[Start of Listed records]

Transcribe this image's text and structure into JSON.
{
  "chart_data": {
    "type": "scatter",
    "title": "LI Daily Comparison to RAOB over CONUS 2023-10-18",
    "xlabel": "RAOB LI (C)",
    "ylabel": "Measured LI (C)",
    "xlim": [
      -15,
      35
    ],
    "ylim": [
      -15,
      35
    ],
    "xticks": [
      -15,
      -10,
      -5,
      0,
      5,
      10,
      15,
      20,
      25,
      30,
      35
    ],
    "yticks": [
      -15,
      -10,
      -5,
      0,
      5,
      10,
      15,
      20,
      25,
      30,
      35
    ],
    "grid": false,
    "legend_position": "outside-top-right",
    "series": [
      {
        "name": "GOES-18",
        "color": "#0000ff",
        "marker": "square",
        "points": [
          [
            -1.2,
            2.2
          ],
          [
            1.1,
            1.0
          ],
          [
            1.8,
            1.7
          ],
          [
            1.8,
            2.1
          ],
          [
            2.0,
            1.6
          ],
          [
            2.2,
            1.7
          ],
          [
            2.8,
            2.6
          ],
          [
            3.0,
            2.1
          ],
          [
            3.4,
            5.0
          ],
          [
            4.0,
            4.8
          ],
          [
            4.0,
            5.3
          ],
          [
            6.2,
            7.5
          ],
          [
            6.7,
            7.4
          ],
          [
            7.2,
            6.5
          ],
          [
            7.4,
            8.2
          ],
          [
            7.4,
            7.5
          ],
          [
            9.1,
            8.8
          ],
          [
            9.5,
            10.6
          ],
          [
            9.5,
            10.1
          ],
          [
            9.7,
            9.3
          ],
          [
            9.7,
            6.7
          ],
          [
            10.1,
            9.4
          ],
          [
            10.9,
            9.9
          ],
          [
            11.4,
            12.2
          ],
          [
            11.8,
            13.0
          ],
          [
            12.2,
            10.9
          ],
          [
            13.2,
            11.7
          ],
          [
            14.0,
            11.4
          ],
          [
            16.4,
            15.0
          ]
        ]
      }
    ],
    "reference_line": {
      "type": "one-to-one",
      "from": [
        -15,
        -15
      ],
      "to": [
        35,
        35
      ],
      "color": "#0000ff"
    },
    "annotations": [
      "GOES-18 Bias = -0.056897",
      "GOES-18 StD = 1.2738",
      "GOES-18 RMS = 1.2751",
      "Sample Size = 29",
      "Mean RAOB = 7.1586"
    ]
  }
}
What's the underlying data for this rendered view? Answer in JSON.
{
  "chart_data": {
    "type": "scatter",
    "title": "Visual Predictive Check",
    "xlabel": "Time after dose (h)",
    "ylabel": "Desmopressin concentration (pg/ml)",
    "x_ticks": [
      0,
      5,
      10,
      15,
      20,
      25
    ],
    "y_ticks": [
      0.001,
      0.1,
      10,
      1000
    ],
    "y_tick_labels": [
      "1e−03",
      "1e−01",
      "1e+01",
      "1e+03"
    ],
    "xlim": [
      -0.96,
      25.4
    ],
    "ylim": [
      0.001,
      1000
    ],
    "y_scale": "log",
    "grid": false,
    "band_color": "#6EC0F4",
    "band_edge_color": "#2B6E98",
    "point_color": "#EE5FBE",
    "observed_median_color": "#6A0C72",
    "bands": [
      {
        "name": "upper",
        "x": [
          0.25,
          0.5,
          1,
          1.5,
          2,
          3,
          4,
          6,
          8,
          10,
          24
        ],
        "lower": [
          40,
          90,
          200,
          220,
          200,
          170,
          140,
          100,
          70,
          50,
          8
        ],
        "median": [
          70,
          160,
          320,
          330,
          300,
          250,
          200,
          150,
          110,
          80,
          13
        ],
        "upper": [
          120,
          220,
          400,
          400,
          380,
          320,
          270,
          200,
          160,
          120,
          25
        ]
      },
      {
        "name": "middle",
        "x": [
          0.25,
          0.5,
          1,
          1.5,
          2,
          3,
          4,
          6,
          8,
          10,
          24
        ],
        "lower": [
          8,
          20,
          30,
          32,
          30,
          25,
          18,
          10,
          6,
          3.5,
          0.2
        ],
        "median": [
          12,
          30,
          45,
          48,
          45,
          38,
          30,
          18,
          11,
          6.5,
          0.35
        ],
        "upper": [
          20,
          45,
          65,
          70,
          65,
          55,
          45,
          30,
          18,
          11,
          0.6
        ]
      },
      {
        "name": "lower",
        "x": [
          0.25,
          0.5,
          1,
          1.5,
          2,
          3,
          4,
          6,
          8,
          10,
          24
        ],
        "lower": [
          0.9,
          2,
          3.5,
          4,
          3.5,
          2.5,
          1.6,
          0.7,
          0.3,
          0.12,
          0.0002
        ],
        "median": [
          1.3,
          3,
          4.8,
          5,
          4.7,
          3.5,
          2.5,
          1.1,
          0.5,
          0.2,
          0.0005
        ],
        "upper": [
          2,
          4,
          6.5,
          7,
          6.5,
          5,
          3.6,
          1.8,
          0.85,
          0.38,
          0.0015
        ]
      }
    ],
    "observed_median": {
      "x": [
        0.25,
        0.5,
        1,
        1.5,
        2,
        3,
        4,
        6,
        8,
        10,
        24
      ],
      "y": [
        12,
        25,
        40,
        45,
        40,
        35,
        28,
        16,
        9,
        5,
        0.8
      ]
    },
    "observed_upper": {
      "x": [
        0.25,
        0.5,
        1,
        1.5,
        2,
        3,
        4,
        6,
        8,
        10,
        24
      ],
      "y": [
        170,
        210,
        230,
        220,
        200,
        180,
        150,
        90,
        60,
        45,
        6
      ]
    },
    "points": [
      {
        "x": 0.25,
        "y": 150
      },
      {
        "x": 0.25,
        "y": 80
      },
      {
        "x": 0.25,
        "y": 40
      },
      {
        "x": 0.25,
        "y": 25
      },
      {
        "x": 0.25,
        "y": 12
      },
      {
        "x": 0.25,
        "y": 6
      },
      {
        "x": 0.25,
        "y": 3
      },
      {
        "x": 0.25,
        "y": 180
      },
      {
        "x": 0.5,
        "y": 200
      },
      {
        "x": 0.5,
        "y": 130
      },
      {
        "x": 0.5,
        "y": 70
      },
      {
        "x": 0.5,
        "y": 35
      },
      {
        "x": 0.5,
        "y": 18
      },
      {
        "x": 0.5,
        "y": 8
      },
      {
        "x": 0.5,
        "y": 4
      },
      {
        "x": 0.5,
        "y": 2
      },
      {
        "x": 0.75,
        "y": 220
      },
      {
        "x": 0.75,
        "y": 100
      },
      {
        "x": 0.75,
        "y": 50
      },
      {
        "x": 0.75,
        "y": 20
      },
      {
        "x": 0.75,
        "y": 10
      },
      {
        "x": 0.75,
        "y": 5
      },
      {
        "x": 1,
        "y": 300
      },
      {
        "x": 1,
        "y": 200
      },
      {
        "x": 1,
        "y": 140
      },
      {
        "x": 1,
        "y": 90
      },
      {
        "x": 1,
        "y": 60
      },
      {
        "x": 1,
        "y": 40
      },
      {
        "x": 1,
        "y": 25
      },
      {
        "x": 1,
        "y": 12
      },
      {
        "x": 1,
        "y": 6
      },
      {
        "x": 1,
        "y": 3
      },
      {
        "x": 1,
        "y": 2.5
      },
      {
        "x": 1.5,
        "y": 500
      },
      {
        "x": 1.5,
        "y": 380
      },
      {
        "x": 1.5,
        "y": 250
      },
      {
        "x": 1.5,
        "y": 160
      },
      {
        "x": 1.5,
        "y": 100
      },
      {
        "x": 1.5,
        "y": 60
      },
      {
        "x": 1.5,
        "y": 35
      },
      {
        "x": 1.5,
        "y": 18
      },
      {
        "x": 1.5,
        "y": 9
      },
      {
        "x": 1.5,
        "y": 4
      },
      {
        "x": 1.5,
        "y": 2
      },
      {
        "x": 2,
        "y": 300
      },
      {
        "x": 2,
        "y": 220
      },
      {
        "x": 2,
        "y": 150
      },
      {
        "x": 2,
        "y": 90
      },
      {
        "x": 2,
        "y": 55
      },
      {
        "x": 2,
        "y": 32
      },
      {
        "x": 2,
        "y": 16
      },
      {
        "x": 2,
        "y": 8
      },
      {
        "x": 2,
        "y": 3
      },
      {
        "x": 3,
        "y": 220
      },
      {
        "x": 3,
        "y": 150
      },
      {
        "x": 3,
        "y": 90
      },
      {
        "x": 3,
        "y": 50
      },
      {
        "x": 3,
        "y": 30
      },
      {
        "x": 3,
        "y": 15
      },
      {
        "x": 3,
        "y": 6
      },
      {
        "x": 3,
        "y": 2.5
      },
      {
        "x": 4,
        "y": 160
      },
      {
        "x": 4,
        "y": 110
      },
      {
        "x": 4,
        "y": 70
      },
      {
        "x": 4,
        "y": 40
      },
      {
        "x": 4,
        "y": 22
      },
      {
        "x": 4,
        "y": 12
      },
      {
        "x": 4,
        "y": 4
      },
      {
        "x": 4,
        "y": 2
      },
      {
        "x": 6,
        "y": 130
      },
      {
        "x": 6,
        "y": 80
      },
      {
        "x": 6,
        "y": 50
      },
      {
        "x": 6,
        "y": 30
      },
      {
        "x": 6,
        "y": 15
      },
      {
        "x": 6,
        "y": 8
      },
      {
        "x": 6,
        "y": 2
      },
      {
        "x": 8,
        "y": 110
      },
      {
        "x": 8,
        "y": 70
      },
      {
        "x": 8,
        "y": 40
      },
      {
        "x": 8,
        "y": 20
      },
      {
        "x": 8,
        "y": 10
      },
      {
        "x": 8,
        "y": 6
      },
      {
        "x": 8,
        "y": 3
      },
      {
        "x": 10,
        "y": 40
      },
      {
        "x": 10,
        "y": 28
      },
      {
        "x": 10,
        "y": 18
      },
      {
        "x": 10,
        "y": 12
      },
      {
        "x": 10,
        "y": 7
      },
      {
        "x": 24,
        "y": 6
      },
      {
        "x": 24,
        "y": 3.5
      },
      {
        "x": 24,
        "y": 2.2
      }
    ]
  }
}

[End of Listed records]

Search the data for "xlabel" and list every line in which it occurs.

    "xlabel": "RAOB LI (C)",
    "xlabel": "Time after dose (h)",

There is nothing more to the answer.